Old Sam sends Kate on a treasure hunt

“Although Not Dead” was a wonderful, spirit-raising read. This is Kate Shugak at her best, following a quest, solving puzzles, exploring her family’s past, using her wits and her strength and her courage to take on the bad guys with only Mutt at her side.

This is the eighteenth book in this series. Some series start to feel written out at this stage: repeating ideas, keeping relationships so static that they start to feel like caricatures, becoming dull and predictable. None of this is true about the Kate Shugak series. The books keep getting better because Dana Stabenow’s stories are character-driven and she lets her characters, ALL of her characters, grow and change so that my understanding of Kate’s world becomes richer but, just like real life, never feels complete.

The plot of “Although Not Dead” is driven by the bequests of two dead men: Old Sam, who leaves all his property to Kate, along with a one-line instruction that sets her on a path to discover more about Old Sam’s past than she might want to know, and Jim Shugak’s father who leaves him an enigmatic gift that will change Jim’s understanding of his own childhood. Kate’s intense, sometimes combative, sometimes deferential, but always loving, relationship with Old Sam contrasts starkly with Jim’s emotionally barren childhood, the sterility of which is illustrated by the fact that Jim was at a sleep-over with friends before he discovered that parents hugged their children.

■ EXERCISE ■
Copy the book review starting at "Old Sam sends" and ending at "never feels complete.", but switch "eighteenth" to "nineteenth".

■ EXTRACTED DATA ■
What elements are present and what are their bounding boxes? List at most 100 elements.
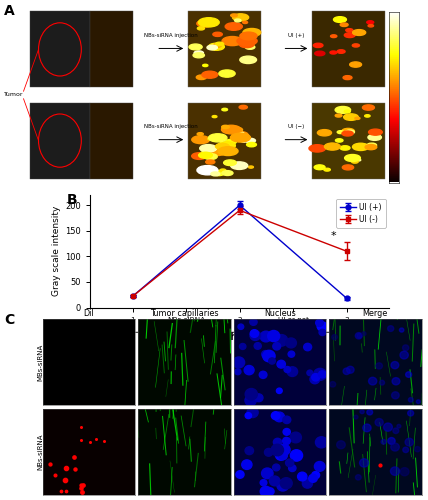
Circle shape — [260, 486, 271, 496]
Circle shape — [403, 345, 409, 350]
Circle shape — [197, 21, 208, 26]
Circle shape — [240, 344, 246, 349]
Circle shape — [242, 460, 252, 469]
Circle shape — [368, 24, 374, 27]
Circle shape — [340, 146, 350, 150]
Circle shape — [233, 357, 245, 368]
Circle shape — [337, 130, 344, 134]
Circle shape — [367, 21, 374, 24]
Circle shape — [225, 22, 242, 30]
Circle shape — [383, 423, 392, 432]
Circle shape — [197, 27, 205, 30]
Bar — [312, 12, 385, 88]
Circle shape — [231, 128, 243, 132]
Circle shape — [219, 70, 235, 77]
Circle shape — [278, 452, 287, 460]
Circle shape — [336, 139, 343, 142]
Circle shape — [357, 334, 362, 338]
Circle shape — [192, 152, 207, 160]
Circle shape — [391, 362, 399, 369]
Circle shape — [240, 56, 256, 64]
Circle shape — [297, 472, 307, 481]
Circle shape — [360, 458, 369, 467]
Circle shape — [312, 472, 320, 478]
Circle shape — [232, 132, 248, 138]
Circle shape — [199, 152, 212, 158]
Bar — [188, 12, 261, 88]
X-axis label: Phase: Phase — [223, 332, 256, 342]
Circle shape — [265, 448, 273, 456]
Circle shape — [353, 143, 369, 150]
Circle shape — [283, 416, 291, 424]
Circle shape — [397, 424, 401, 428]
Circle shape — [408, 398, 413, 402]
Circle shape — [363, 424, 371, 432]
Circle shape — [324, 143, 340, 150]
Circle shape — [211, 172, 220, 176]
Circle shape — [220, 169, 226, 172]
Circle shape — [215, 42, 224, 46]
Circle shape — [343, 76, 352, 80]
Circle shape — [245, 388, 257, 400]
Circle shape — [284, 366, 291, 372]
Circle shape — [283, 438, 289, 442]
Circle shape — [245, 395, 256, 406]
Circle shape — [369, 378, 377, 385]
Circle shape — [352, 44, 360, 47]
Circle shape — [347, 366, 354, 374]
Circle shape — [222, 108, 228, 111]
Circle shape — [250, 318, 257, 326]
Circle shape — [403, 447, 409, 452]
Circle shape — [315, 51, 325, 56]
Text: NBs-siRNA injection: NBs-siRNA injection — [144, 124, 198, 129]
Circle shape — [216, 144, 229, 150]
Circle shape — [288, 351, 294, 357]
Text: UI (+): UI (+) — [288, 33, 305, 38]
Circle shape — [352, 160, 358, 163]
Circle shape — [273, 464, 280, 471]
Circle shape — [330, 382, 336, 387]
Bar — [188, 102, 261, 178]
Circle shape — [346, 28, 353, 32]
Circle shape — [204, 154, 217, 160]
Circle shape — [273, 342, 281, 350]
Circle shape — [282, 438, 290, 444]
Circle shape — [241, 38, 251, 43]
Legend: UI (+), UI (-): UI (+), UI (-) — [336, 199, 386, 228]
Circle shape — [303, 344, 312, 350]
Circle shape — [302, 478, 312, 488]
Circle shape — [248, 166, 253, 168]
Y-axis label: MBs-siRNA: MBs-siRNA — [37, 344, 43, 380]
Circle shape — [365, 144, 377, 150]
Circle shape — [390, 467, 400, 475]
Bar — [30, 102, 90, 178]
Circle shape — [210, 149, 225, 156]
Circle shape — [365, 114, 370, 117]
Circle shape — [218, 146, 238, 156]
Circle shape — [324, 168, 330, 171]
Circle shape — [194, 51, 203, 55]
Circle shape — [214, 44, 221, 47]
Circle shape — [407, 410, 413, 416]
Circle shape — [342, 165, 354, 170]
Circle shape — [200, 144, 217, 152]
Circle shape — [353, 30, 366, 36]
Circle shape — [367, 410, 373, 415]
Circle shape — [381, 440, 386, 444]
Circle shape — [357, 159, 361, 161]
Circle shape — [318, 130, 332, 136]
Circle shape — [231, 162, 248, 170]
Circle shape — [330, 35, 337, 37]
Circle shape — [367, 143, 377, 148]
Circle shape — [241, 140, 247, 142]
Circle shape — [393, 428, 399, 434]
Circle shape — [213, 32, 222, 36]
Circle shape — [391, 443, 399, 451]
Circle shape — [285, 459, 294, 466]
Circle shape — [207, 45, 217, 50]
Circle shape — [268, 330, 279, 342]
Circle shape — [245, 412, 252, 418]
Text: C: C — [4, 312, 15, 326]
Circle shape — [290, 432, 301, 443]
Circle shape — [244, 366, 254, 374]
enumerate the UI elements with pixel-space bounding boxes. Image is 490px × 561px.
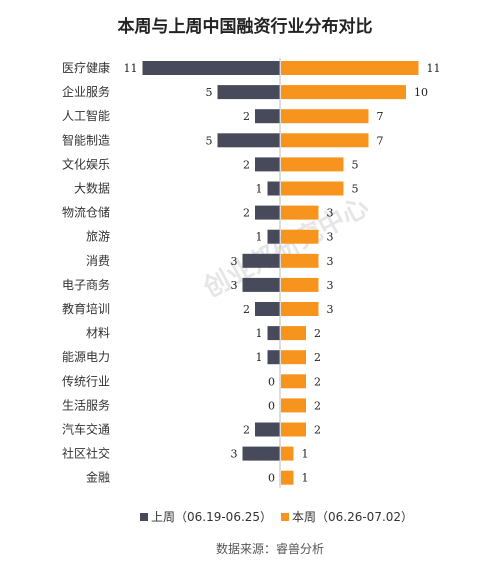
category-label: 汽车交通	[62, 422, 110, 437]
bar-this-week	[281, 374, 306, 389]
value-label-last-week: 2	[243, 110, 250, 123]
value-label-this-week: 3	[327, 303, 334, 316]
bar-last-week	[255, 157, 280, 172]
value-label-this-week: 5	[352, 158, 359, 171]
value-label-last-week: 2	[243, 158, 250, 171]
category-label: 能源电力	[62, 350, 110, 364]
bar-last-week	[255, 205, 280, 220]
legend: 上周（06.19-06.25） 本周（06.26-07.02）	[140, 510, 413, 524]
value-label-last-week: 5	[206, 134, 213, 147]
value-label-last-week: 1	[256, 183, 263, 196]
category-label: 生活服务	[62, 397, 110, 412]
bar-last-week	[242, 446, 280, 461]
bar-this-week	[281, 109, 369, 124]
bar-this-week	[281, 253, 319, 268]
category-label: 文化娱乐	[62, 156, 110, 171]
value-label-this-week: 3	[327, 231, 334, 244]
category-label: 智能制造	[62, 132, 110, 147]
value-label-this-week: 3	[327, 207, 334, 220]
value-label-this-week: 2	[314, 424, 321, 437]
bar-this-week	[281, 326, 306, 341]
category-label: 社区社交	[62, 446, 110, 461]
category-label: 电子商务	[62, 277, 110, 292]
value-label-this-week: 7	[377, 110, 384, 123]
bar-last-week	[242, 277, 280, 292]
bar-last-week	[142, 61, 280, 75]
category-label: 旅游	[86, 230, 110, 244]
category-label: 传统行业	[62, 373, 110, 388]
value-label-last-week: 11	[124, 62, 138, 75]
value-label-this-week: 2	[314, 327, 321, 340]
value-label-last-week: 3	[231, 448, 238, 461]
value-label-last-week: 3	[231, 255, 238, 268]
value-label-this-week: 7	[377, 134, 384, 147]
bar-last-week	[267, 181, 280, 196]
bar-last-week	[267, 326, 280, 341]
value-label-last-week: 2	[243, 207, 250, 220]
category-label: 医疗健康	[62, 60, 110, 75]
value-label-this-week: 2	[314, 351, 321, 364]
bar-this-week	[281, 302, 319, 316]
bar-last-week	[242, 253, 280, 268]
value-label-last-week: 0	[268, 399, 275, 412]
bar-this-week	[281, 398, 306, 413]
value-label-this-week: 10	[414, 86, 428, 99]
value-label-this-week: 5	[352, 183, 359, 196]
value-label-last-week: 0	[268, 472, 275, 485]
bar-last-week	[255, 109, 280, 124]
bar-this-week	[281, 422, 306, 437]
category-label: 金融	[86, 470, 110, 485]
category-label: 材料	[86, 326, 110, 340]
chart-title: 本周与上周中国融资行业分布对比	[118, 16, 373, 37]
legend-label-last-week: 上周（06.19-06.25）	[151, 510, 272, 524]
bar-this-week	[281, 277, 319, 292]
category-label: 企业服务	[62, 84, 110, 99]
value-label-last-week: 1	[256, 351, 263, 364]
legend-label-this-week: 本周（06.26-07.02）	[292, 510, 413, 524]
bar-last-week	[255, 302, 280, 316]
category-label: 人工智能	[62, 108, 110, 123]
value-label-last-week: 0	[268, 375, 275, 388]
bar-last-week	[217, 133, 280, 148]
bar-this-week	[281, 181, 344, 196]
value-label-this-week: 3	[327, 255, 334, 268]
category-label: 大数据	[74, 181, 110, 196]
category-label: 消费	[86, 254, 110, 268]
value-label-last-week: 2	[243, 424, 250, 437]
value-label-last-week: 1	[256, 231, 263, 244]
category-label: 教育培训	[62, 301, 110, 316]
value-label-this-week: 2	[314, 375, 321, 388]
legend-swatch-last-week	[140, 513, 148, 521]
bar-this-week	[281, 133, 369, 148]
bar-this-week	[281, 205, 319, 220]
value-label-last-week: 2	[243, 303, 250, 316]
bar-this-week	[281, 470, 294, 485]
bar-this-week	[281, 157, 344, 172]
category-label: 物流仓储	[62, 205, 110, 220]
bar-this-week	[281, 61, 419, 75]
bar-this-week	[281, 85, 406, 100]
bar-last-week	[267, 350, 280, 365]
value-label-this-week: 3	[327, 279, 334, 292]
value-label-last-week: 5	[206, 86, 213, 99]
value-label-last-week: 1	[256, 327, 263, 340]
legend-swatch-this-week	[281, 513, 289, 521]
value-label-this-week: 11	[427, 62, 441, 75]
bar-last-week	[217, 85, 280, 100]
bar-last-week	[255, 422, 280, 437]
value-label-last-week: 3	[231, 279, 238, 292]
bar-this-week	[281, 446, 294, 461]
value-label-this-week: 2	[314, 399, 321, 412]
data-source: 数据来源：睿兽分析	[216, 541, 324, 556]
value-label-this-week: 1	[302, 472, 309, 485]
bar-last-week	[267, 229, 280, 244]
bar-this-week	[281, 229, 319, 244]
bar-this-week	[281, 350, 306, 365]
value-label-this-week: 1	[302, 448, 309, 461]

■ SOLUTION TO THIS TASK ■
Old Sam sends Kate on a treasure hunt

“Although Not Dead” was a wonderful, spirit-raising read. This is Kate Shugak at her best, following a quest, solving puzzles, exploring her family’s past, using her wits and her strength and her courage to take on the bad guys with only Mutt at her side.

This is the nineteenth book in this series. Some series start to feel written out at this stage: repeating ideas, keeping relationships so static that they start to feel like caricatures, becoming dull and predictable. None of this is true about the Kate Shugak series. The books keep getting better because Dana Stabenow’s stories are character-driven and she lets her characters, ALL of her characters, grow and change so that my understanding of Kate’s world becomes richer but, just like real life, never feels complete.